◆ **PROBLEM DETAILS**
For the material that follows, list every line containing the word "сюда".

◆ **RECORDS PROVIDED**
▼▼▼
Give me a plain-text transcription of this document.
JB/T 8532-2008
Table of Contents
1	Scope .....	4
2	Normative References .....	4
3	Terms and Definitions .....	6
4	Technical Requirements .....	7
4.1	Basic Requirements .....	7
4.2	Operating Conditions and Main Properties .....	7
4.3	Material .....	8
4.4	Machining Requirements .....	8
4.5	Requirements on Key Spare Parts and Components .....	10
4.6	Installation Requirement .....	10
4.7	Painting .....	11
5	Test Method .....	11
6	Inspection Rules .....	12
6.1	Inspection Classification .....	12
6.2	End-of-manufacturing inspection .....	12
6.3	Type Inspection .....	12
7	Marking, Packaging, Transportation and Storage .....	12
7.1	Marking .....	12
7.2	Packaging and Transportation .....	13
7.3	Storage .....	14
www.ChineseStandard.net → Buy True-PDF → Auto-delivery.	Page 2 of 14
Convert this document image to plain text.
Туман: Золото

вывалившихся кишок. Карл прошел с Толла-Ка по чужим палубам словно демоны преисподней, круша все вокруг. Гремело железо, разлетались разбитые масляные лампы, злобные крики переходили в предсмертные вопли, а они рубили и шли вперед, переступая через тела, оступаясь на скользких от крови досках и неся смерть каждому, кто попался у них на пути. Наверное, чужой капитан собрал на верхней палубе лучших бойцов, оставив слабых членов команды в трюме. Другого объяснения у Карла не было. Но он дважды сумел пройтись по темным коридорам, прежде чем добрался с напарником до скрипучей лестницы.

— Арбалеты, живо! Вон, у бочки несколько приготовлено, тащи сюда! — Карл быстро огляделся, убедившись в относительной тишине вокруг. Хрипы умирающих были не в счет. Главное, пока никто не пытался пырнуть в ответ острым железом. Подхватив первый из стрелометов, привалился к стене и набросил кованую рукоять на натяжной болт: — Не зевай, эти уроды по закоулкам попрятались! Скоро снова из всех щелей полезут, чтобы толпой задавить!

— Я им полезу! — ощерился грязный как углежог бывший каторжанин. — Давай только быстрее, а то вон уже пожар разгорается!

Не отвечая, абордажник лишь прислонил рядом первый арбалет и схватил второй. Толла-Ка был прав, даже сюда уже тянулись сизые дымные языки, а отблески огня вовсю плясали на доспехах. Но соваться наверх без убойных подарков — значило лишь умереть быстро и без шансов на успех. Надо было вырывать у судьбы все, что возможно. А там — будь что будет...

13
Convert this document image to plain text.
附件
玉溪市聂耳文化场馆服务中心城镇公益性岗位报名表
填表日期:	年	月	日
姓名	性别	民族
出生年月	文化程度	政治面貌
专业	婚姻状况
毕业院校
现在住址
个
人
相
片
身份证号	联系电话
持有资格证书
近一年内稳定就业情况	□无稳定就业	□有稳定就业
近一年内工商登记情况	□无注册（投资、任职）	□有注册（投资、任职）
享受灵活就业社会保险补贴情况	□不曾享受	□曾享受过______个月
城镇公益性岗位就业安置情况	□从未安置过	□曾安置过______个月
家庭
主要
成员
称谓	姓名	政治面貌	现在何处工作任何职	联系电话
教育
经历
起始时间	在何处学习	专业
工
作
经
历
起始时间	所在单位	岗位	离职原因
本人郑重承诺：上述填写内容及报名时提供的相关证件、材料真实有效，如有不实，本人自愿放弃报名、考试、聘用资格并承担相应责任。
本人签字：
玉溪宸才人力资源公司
▲▲▲
◆ **EXERCISE RESPONSE**
— Арбалеты, живо! Вон, у бочки несколько приготовлено, тащи сюда! — Карл быстро огляделся, убедившись в относительной тишине вокруг. Хрипы умирающих были не в счет. Главное, пока никто не пытался пырнуть в ответ острым железом. Подхватив первый из стрелометов, привалился к стене и набросил кованую рукоять на натяжной болт: — Не зевай, эти уроды по закоулкам попрятались! Скоро снова из всех щелей полезут, чтобы толпой задавить!
Не отвечая, абордажник лишь прислонил рядом первый арбалет и схватил второй. Толла-Ка был прав, даже сюда уже тянулись сизые дымные языки, а отблески огня вовсю плясали на доспехах. Но соваться наверх без убойных подарков — значило лишь умереть быстро и без шансов на успех. Надо было вырывать у судьбы все, что возможно. А там — будь что будет...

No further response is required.